*** Data for this task

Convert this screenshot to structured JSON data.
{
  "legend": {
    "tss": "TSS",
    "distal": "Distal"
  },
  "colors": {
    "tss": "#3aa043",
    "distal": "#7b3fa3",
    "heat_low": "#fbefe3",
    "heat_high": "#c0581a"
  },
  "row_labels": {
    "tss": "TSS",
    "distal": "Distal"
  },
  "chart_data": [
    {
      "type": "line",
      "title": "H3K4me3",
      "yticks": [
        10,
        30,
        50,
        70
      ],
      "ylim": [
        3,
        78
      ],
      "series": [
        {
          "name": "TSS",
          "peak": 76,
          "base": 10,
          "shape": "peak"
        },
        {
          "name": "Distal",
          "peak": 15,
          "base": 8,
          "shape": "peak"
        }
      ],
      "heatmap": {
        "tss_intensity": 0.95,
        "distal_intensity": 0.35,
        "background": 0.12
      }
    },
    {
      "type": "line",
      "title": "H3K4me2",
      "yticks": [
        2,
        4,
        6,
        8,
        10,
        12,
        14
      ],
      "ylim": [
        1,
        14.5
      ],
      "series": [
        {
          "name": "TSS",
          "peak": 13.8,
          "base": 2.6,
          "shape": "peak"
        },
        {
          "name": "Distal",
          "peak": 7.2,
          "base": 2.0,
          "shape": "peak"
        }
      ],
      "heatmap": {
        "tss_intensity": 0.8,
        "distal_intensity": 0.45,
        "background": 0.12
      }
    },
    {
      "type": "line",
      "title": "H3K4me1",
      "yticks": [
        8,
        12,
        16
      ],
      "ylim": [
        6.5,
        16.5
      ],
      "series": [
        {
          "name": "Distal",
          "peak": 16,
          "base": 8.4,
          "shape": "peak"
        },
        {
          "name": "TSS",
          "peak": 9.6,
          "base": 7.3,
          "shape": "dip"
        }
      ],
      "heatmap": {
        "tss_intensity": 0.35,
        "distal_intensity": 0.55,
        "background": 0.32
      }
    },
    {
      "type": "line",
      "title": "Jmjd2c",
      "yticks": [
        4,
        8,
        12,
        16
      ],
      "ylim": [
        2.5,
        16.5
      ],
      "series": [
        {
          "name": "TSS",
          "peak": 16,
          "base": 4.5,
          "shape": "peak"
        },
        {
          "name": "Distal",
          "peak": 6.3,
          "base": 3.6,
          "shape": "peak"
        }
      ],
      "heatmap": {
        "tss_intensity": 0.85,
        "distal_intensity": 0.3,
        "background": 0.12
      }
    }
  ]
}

******

The records above are to be copied in full, exactly as written.

Convert this screenshot to structured JSON data.
{
  "legend": {
    "tss": "TSS",
    "distal": "Distal"
  },
  "colors": {
    "tss": "#3aa043",
    "distal": "#7b3fa3",
    "heat_low": "#fbefe3",
    "heat_high": "#c0581a"
  },
  "row_labels": {
    "tss": "TSS",
    "distal": "Distal"
  },
  "chart_data": [
    {
      "type": "line",
      "title": "H3K4me3",
      "yticks": [
        10,
        30,
        50,
        70
      ],
      "ylim": [
        3,
        78
      ],
      "series": [
        {
          "name": "TSS",
          "peak": 76,
          "base": 10,
          "shape": "peak"
        },
        {
          "name": "Distal",
          "peak": 15,
          "base": 8,
          "shape": "peak"
        }
      ],
      "heatmap": {
        "tss_intensity": 0.95,
        "distal_intensity": 0.35,
        "background": 0.12
      }
    },
    {
      "type": "line",
      "title": "H3K4me2",
      "yticks": [
        2,
        4,
        6,
        8,
        10,
        12,
        14
      ],
      "ylim": [
        1,
        14.5
      ],
      "series": [
        {
          "name": "TSS",
          "peak": 13.8,
          "base": 2.6,
          "shape": "peak"
        },
        {
          "name": "Distal",
          "peak": 7.2,
          "base": 2.0,
          "shape": "peak"
        }
      ],
      "heatmap": {
        "tss_intensity": 0.8,
        "distal_intensity": 0.45,
        "background": 0.12
      }
    },
    {
      "type": "line",
      "title": "H3K4me1",
      "yticks": [
        8,
        12,
        16
      ],
      "ylim": [
        6.5,
        16.5
      ],
      "series": [
        {
          "name": "Distal",
          "peak": 16,
          "base": 8.4,
          "shape": "peak"
        },
        {
          "name": "TSS",
          "peak": 9.6,
          "base": 7.3,
          "shape": "dip"
        }
      ],
      "heatmap": {
        "tss_intensity": 0.35,
        "distal_intensity": 0.55,
        "background": 0.32
      }
    },
    {
      "type": "line",
      "title": "Jmjd2c",
      "yticks": [
        4,
        8,
        12,
        16
      ],
      "ylim": [
        2.5,
        16.5
      ],
      "series": [
        {
          "name": "TSS",
          "peak": 16,
          "base": 4.5,
          "shape": "peak"
        },
        {
          "name": "Distal",
          "peak": 6.3,
          "base": 3.6,
          "shape": "peak"
        }
      ],
      "heatmap": {
        "tss_intensity": 0.85,
        "distal_intensity": 0.3,
        "background": 0.12
      }
    }
  ]
}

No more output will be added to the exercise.